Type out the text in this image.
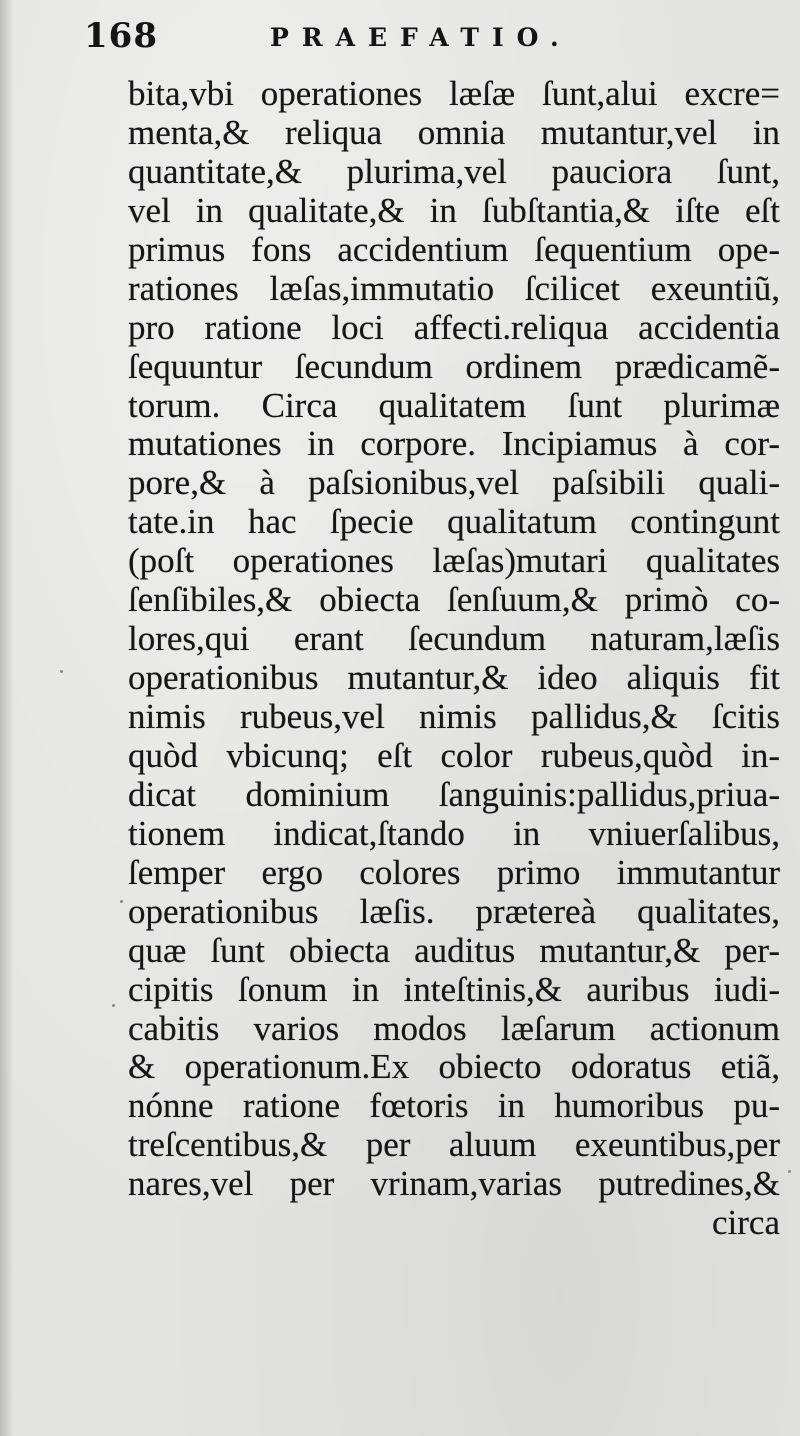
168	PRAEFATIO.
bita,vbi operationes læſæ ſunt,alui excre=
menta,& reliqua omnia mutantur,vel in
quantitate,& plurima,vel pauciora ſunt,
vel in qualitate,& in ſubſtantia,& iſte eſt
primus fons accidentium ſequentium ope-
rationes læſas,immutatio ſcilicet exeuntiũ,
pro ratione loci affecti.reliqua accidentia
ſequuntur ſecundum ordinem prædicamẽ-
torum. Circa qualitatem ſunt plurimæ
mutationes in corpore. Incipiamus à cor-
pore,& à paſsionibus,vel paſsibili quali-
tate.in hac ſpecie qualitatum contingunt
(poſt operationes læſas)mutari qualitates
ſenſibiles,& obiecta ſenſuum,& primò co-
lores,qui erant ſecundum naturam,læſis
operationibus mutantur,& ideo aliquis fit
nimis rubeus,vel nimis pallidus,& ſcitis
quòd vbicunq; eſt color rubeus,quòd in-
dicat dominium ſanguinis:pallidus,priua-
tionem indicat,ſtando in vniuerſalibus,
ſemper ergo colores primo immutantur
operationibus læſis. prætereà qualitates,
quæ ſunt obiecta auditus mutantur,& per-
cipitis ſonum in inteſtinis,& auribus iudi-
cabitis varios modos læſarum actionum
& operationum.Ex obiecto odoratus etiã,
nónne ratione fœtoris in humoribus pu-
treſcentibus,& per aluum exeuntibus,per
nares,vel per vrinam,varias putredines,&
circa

# # # # # # #

## GIVEN TASK
Reproduce the data verbatim. Do not carry any picture into the copy.

## COMPLETE ANSWER
Type out the text in this image.
168	PRAEFATIO.
bita,vbi operationes læſæ ſunt,alui excre=
menta,& reliqua omnia mutantur,vel in
quantitate,& plurima,vel pauciora ſunt,
vel in qualitate,& in ſubſtantia,& iſte eſt
primus fons accidentium ſequentium ope-
rationes læſas,immutatio ſcilicet exeuntiũ,
pro ratione loci affecti.reliqua accidentia
ſequuntur ſecundum ordinem prædicamẽ-
torum. Circa qualitatem ſunt plurimæ
mutationes in corpore. Incipiamus à cor-
pore,& à paſsionibus,vel paſsibili quali-
tate.in hac ſpecie qualitatum contingunt
(poſt operationes læſas)mutari qualitates
ſenſibiles,& obiecta ſenſuum,& primò co-
lores,qui erant ſecundum naturam,læſis
operationibus mutantur,& ideo aliquis fit
nimis rubeus,vel nimis pallidus,& ſcitis
quòd vbicunq; eſt color rubeus,quòd in-
dicat dominium ſanguinis:pallidus,priua-
tionem indicat,ſtando in vniuerſalibus,
ſemper ergo colores primo immutantur
operationibus læſis. prætereà qualitates,
quæ ſunt obiecta auditus mutantur,& per-
cipitis ſonum in inteſtinis,& auribus iudi-
cabitis varios modos læſarum actionum
& operationum.Ex obiecto odoratus etiã,
nónne ratione fœtoris in humoribus pu-
treſcentibus,& per aluum exeuntibus,per
nares,vel per vrinam,varias putredines,&
circa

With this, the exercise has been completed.